Go through the entries below and collect each line with the string "chat" in it.

───── Extracted records

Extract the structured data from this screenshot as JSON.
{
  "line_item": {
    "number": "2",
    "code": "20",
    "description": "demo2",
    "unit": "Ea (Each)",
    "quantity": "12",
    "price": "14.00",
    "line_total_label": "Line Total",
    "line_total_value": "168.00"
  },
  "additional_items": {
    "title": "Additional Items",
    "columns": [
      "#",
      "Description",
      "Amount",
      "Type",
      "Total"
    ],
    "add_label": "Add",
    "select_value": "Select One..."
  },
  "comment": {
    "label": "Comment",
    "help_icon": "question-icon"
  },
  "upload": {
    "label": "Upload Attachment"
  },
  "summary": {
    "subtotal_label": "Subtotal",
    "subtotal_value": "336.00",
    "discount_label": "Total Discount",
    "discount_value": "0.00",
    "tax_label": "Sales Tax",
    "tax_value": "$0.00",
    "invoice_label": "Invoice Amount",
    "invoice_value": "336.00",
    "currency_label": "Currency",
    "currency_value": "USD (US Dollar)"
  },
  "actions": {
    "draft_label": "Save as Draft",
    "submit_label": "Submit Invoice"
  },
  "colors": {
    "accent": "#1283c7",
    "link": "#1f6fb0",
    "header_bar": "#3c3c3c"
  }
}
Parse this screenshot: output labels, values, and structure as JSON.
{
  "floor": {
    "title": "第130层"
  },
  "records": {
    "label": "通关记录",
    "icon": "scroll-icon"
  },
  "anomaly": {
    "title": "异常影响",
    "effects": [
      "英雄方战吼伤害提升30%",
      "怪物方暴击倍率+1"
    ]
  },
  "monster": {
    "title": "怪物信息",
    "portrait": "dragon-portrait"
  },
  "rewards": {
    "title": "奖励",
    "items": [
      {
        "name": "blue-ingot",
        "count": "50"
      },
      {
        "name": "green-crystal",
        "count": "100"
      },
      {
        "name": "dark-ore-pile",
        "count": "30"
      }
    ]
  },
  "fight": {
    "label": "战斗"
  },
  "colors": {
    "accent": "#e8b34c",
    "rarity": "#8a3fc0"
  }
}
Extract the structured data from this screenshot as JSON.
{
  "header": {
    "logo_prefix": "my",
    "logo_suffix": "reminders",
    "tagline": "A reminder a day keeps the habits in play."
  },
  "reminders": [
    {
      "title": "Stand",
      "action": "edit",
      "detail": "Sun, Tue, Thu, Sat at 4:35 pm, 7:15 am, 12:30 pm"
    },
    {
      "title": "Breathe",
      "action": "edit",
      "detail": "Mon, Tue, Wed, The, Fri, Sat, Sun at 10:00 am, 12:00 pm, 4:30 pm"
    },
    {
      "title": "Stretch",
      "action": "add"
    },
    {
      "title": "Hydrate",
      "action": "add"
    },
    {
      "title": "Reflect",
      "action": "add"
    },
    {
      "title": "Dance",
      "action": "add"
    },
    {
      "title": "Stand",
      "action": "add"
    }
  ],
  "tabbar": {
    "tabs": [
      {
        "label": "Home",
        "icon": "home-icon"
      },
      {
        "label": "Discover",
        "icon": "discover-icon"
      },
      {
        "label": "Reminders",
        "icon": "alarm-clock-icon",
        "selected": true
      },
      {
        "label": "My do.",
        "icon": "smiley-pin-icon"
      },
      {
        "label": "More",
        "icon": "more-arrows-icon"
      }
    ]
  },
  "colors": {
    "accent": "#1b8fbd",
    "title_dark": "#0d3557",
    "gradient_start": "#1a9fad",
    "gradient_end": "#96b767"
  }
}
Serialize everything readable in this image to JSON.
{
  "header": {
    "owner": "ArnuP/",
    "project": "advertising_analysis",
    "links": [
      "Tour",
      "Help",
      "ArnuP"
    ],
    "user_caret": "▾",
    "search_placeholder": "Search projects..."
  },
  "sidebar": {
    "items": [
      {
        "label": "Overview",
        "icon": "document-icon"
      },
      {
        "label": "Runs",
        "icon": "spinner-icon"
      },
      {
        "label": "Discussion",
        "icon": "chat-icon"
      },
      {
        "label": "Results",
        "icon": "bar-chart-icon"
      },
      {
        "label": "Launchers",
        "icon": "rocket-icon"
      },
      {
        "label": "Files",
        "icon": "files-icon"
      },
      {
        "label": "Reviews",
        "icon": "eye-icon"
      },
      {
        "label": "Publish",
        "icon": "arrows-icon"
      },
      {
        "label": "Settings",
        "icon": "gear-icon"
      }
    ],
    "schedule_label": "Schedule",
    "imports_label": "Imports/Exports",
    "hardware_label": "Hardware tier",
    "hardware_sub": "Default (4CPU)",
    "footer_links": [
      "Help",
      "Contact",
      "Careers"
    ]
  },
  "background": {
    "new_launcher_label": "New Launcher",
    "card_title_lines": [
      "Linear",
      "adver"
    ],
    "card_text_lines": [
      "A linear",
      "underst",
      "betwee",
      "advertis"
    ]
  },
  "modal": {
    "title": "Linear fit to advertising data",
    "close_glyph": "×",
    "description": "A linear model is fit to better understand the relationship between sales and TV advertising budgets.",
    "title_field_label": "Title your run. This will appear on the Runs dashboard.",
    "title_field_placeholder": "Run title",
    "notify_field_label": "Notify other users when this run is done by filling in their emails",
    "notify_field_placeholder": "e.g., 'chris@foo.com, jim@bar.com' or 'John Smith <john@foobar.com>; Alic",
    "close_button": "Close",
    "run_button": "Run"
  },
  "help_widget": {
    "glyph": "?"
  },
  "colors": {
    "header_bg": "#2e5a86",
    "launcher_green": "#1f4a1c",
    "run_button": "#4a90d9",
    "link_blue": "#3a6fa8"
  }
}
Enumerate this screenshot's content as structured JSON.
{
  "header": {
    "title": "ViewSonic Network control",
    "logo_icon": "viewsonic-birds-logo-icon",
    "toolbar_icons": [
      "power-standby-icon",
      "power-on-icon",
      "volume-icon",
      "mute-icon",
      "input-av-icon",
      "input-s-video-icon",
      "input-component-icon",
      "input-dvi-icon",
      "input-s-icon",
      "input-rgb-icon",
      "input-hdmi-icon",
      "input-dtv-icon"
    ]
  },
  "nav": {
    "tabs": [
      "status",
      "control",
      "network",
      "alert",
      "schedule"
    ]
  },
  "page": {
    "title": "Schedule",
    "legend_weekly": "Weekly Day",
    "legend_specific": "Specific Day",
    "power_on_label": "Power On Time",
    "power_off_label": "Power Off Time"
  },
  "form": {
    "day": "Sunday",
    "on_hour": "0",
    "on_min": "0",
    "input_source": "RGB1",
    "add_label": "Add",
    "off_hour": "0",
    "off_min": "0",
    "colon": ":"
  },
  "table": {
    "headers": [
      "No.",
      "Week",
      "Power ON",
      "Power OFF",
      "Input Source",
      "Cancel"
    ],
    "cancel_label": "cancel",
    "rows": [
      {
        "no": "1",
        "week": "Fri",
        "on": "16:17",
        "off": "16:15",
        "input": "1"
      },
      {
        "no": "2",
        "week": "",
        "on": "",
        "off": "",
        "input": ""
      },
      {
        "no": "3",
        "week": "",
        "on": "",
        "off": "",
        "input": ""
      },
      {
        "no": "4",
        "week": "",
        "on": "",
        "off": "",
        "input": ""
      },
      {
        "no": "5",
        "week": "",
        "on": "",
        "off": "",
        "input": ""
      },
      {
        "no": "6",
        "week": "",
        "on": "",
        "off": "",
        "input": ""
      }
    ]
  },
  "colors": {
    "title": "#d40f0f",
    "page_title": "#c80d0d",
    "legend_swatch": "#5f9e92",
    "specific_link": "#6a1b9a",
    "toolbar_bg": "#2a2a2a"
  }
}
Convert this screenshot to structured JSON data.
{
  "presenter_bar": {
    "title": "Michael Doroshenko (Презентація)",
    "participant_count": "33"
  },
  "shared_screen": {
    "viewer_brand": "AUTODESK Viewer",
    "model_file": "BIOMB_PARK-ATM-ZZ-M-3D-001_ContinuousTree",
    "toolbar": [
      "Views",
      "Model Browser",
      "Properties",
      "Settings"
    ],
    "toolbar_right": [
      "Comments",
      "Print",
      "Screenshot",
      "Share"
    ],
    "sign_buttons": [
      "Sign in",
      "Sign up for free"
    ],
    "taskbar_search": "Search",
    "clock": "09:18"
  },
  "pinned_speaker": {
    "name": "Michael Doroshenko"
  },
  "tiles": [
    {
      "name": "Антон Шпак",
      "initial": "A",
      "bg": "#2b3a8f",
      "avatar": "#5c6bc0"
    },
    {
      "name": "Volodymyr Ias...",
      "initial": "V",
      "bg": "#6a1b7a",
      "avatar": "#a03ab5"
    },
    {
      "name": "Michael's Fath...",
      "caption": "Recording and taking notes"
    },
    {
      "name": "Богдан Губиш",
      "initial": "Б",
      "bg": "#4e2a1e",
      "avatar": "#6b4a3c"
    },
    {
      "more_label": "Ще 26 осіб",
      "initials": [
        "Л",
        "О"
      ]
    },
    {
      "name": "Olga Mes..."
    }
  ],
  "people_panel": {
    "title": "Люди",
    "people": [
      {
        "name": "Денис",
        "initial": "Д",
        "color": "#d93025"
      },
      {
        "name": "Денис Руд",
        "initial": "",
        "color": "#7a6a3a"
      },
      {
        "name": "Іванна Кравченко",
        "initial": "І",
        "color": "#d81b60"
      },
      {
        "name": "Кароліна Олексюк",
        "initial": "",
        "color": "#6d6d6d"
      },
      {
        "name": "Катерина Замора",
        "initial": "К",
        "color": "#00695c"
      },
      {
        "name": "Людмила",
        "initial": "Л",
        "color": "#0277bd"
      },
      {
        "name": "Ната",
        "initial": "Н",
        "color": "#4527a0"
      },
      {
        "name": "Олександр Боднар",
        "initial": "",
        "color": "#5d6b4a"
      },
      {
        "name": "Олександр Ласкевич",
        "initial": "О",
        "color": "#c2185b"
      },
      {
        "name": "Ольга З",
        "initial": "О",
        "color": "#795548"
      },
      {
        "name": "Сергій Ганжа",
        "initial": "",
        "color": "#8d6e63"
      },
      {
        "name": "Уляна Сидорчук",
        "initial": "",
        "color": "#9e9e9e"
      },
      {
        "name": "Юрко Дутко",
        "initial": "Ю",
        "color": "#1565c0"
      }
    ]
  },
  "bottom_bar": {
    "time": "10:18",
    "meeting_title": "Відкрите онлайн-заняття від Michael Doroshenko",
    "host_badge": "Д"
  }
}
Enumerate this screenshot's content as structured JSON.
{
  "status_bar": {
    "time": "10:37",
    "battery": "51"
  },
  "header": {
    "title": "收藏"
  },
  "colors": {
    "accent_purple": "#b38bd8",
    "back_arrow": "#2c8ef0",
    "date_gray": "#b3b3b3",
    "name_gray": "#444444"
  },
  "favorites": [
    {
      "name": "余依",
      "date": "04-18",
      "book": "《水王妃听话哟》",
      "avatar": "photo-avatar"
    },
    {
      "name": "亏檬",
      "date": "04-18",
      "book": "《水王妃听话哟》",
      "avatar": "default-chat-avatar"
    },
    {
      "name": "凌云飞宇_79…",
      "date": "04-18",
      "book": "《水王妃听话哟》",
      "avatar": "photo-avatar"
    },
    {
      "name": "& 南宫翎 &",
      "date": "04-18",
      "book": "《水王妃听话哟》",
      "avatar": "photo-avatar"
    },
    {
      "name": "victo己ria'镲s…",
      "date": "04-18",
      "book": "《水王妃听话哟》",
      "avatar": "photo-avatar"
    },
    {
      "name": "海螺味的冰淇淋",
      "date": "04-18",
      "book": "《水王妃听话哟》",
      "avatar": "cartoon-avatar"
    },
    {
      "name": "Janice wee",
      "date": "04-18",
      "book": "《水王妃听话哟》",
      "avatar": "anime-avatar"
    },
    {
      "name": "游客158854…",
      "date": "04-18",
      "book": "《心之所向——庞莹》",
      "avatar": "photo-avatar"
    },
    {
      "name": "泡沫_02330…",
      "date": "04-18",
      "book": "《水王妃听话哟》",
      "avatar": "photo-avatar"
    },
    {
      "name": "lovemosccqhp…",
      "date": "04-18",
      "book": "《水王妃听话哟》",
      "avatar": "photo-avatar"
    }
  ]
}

──────────

▶ **Full answer**
        "icon": "chat-icon"
      "avatar": "default-chat-avatar"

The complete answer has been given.